> Written task
Return the records verbatim, from the start through the line containing "work-item-list: エンジンオイル交換 (379, 414, 461, 424)", including that line.

> Stored records
+ + + + + + +

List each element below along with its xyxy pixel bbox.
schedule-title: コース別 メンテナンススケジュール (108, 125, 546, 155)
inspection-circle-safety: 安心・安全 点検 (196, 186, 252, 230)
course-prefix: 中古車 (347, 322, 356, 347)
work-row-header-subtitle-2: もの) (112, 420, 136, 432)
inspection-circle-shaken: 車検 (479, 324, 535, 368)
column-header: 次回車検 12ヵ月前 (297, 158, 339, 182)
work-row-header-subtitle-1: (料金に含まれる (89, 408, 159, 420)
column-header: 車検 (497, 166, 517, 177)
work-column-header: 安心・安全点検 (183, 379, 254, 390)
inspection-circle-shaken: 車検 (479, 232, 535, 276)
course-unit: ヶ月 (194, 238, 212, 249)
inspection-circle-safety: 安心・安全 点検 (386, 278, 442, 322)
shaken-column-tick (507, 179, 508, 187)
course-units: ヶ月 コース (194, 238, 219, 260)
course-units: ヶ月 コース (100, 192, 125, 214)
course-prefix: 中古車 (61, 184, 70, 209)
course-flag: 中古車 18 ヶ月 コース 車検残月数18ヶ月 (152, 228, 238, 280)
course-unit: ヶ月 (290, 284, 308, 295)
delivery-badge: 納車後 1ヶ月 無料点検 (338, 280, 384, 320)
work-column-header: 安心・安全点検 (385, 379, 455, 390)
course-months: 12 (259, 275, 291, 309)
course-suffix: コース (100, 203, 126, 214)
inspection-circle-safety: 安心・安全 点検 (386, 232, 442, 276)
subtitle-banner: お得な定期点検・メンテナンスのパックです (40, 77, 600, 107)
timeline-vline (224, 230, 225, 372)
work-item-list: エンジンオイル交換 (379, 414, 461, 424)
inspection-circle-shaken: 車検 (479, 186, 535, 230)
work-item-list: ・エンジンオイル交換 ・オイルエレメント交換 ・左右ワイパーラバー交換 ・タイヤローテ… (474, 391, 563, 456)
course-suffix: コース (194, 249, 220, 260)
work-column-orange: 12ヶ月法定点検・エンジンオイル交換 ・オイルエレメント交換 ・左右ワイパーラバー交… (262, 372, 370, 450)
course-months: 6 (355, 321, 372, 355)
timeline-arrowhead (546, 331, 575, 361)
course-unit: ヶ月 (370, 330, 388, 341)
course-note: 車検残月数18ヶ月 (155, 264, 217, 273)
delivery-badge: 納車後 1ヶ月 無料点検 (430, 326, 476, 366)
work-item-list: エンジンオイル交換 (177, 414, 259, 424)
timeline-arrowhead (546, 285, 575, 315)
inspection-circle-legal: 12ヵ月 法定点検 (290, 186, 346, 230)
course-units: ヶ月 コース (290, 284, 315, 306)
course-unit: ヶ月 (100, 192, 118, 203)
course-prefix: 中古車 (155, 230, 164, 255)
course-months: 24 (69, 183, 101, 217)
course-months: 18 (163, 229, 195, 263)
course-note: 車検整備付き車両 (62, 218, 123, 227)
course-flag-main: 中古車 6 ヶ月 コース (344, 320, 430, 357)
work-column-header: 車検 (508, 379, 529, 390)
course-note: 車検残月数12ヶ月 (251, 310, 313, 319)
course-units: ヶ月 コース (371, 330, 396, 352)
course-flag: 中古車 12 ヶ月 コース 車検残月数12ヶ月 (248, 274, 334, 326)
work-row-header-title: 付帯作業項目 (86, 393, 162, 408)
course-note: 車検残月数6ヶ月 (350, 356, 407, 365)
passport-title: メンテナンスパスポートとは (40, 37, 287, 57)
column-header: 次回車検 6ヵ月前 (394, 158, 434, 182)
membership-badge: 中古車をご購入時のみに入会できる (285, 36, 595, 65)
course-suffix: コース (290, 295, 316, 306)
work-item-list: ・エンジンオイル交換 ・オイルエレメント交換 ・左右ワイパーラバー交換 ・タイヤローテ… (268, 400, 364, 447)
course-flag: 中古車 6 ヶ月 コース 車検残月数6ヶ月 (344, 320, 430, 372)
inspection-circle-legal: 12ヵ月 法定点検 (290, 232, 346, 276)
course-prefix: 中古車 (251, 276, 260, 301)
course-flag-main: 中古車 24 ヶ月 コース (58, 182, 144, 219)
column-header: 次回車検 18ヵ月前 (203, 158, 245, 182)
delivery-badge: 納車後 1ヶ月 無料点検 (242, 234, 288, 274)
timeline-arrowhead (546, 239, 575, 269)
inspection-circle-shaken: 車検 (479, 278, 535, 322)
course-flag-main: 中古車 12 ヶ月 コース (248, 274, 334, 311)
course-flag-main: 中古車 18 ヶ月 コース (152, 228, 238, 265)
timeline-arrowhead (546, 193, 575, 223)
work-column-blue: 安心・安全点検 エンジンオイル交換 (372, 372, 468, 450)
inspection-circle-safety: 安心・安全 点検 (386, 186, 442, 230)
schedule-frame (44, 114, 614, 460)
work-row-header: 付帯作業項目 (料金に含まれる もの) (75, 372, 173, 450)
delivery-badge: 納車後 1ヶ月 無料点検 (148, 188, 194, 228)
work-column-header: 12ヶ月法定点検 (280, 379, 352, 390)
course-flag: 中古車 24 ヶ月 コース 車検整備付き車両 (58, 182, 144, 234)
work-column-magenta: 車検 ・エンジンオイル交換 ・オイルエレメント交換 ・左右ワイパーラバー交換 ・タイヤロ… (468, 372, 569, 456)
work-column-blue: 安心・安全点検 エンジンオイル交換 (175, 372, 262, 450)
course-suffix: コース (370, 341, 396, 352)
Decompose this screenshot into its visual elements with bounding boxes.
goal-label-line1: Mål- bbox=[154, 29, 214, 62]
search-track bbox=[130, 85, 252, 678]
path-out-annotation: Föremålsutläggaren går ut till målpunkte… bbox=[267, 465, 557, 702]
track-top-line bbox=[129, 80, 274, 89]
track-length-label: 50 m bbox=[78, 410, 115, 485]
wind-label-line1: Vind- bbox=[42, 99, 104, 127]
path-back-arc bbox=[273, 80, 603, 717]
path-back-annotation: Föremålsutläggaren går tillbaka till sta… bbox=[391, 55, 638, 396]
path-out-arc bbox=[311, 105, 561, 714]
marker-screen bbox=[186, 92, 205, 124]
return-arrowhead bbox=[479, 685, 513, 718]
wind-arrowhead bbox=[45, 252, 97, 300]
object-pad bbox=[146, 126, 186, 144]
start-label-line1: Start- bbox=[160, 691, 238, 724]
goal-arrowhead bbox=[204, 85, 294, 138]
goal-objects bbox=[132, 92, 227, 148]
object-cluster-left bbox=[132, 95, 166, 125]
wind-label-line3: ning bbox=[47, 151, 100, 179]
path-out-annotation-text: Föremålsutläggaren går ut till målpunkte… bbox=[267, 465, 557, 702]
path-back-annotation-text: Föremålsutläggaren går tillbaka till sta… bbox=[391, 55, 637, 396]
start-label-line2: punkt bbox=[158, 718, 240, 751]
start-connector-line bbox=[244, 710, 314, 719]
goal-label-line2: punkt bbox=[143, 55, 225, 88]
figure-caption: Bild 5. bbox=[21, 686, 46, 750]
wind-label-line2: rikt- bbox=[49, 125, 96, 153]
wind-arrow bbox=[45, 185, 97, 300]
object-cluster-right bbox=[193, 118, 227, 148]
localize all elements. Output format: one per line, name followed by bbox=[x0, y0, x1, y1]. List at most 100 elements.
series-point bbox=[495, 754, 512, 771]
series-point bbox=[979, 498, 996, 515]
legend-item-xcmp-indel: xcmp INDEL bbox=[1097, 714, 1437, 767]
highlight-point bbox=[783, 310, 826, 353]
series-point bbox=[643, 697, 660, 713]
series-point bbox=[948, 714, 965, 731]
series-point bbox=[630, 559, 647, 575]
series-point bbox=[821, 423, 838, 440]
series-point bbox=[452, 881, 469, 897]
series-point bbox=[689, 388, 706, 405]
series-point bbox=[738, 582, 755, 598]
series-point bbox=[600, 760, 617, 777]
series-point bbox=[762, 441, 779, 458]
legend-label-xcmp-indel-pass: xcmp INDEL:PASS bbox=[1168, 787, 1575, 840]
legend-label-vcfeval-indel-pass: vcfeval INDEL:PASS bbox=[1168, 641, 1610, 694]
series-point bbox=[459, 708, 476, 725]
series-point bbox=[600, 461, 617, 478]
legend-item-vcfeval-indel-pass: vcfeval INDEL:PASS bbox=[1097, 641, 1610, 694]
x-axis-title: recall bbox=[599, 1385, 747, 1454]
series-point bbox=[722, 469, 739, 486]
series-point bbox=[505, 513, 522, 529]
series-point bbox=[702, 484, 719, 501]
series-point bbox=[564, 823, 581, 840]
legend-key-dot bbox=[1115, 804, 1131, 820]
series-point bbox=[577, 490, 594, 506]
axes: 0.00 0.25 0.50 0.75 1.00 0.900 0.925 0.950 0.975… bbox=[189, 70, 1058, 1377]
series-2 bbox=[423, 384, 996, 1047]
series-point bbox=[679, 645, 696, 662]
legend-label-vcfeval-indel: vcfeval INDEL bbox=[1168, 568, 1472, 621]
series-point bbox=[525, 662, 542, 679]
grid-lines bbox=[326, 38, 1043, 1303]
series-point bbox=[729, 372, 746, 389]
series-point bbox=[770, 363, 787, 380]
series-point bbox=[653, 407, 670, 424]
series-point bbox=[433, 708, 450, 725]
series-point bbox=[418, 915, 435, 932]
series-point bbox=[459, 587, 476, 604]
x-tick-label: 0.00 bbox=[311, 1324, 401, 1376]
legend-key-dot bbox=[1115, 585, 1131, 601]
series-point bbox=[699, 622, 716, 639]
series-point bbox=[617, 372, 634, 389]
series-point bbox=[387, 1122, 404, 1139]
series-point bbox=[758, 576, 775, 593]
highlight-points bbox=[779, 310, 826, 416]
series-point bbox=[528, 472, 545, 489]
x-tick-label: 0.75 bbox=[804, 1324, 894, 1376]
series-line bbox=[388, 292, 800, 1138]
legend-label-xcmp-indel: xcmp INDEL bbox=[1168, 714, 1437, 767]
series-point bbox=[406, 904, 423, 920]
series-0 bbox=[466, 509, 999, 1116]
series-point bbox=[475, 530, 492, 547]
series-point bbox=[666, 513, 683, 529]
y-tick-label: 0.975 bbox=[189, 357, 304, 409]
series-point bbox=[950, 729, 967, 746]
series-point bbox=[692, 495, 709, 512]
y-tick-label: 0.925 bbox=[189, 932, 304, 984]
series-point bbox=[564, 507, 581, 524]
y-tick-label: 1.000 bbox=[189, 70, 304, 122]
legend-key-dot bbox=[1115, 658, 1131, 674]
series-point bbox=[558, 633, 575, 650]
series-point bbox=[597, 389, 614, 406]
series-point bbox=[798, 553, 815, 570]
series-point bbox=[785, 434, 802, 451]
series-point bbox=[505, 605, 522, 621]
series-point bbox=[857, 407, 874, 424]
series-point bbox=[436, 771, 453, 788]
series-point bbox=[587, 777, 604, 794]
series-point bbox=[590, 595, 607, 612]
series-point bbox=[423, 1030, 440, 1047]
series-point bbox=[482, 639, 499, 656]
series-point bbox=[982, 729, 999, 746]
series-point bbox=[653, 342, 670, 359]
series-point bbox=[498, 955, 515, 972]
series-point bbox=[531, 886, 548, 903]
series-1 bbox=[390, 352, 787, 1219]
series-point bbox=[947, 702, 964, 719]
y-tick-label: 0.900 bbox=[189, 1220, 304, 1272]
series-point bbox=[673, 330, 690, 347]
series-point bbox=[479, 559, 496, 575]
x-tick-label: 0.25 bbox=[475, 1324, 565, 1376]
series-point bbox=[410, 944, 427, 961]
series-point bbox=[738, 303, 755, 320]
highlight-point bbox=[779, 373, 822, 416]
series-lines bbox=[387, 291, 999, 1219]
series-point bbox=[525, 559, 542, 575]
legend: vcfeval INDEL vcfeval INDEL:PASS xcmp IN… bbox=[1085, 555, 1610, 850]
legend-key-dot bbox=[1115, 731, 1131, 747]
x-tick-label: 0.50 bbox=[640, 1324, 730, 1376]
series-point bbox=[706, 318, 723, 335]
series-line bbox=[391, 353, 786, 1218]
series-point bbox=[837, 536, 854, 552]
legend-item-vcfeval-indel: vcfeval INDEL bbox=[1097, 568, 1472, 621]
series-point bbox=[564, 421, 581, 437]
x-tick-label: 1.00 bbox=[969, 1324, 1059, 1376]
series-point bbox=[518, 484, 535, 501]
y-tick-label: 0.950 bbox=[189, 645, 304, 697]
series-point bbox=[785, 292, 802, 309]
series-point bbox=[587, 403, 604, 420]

+ + + + + + +

> Answer
List each element below along with its xyxy pixel bbox.
schedule-title: コース別 メンテナンススケジュール (108, 125, 546, 155)
inspection-circle-safety: 安心・安全 点検 (196, 186, 252, 230)
course-prefix: 中古車 (347, 322, 356, 347)
work-row-header-subtitle-2: もの) (112, 420, 136, 432)
inspection-circle-shaken: 車検 (479, 324, 535, 368)
column-header: 次回車検 12ヵ月前 (297, 158, 339, 182)
work-row-header-subtitle-1: (料金に含まれる (89, 408, 159, 420)
column-header: 車検 (497, 166, 517, 177)
work-column-header: 安心・安全点検 (183, 379, 254, 390)
inspection-circle-shaken: 車検 (479, 232, 535, 276)
course-unit: ヶ月 (194, 238, 212, 249)
inspection-circle-safety: 安心・安全 点検 (386, 278, 442, 322)
shaken-column-tick (507, 179, 508, 187)
course-units: ヶ月 コース (194, 238, 219, 260)
course-units: ヶ月 コース (100, 192, 125, 214)
course-prefix: 中古車 (61, 184, 70, 209)
course-flag: 中古車 18 ヶ月 コース 車検残月数18ヶ月 (152, 228, 238, 280)
course-unit: ヶ月 (290, 284, 308, 295)
delivery-badge: 納車後 1ヶ月 無料点検 (338, 280, 384, 320)
work-column-header: 安心・安全点検 (385, 379, 455, 390)
course-months: 12 (259, 275, 291, 309)
course-suffix: コース (100, 203, 126, 214)
inspection-circle-safety: 安心・安全 点検 (386, 232, 442, 276)
subtitle-banner: お得な定期点検・メンテナンスのパックです (40, 77, 600, 107)
timeline-vline (224, 230, 225, 372)
work-item-list: エンジンオイル交換 (379, 414, 461, 424)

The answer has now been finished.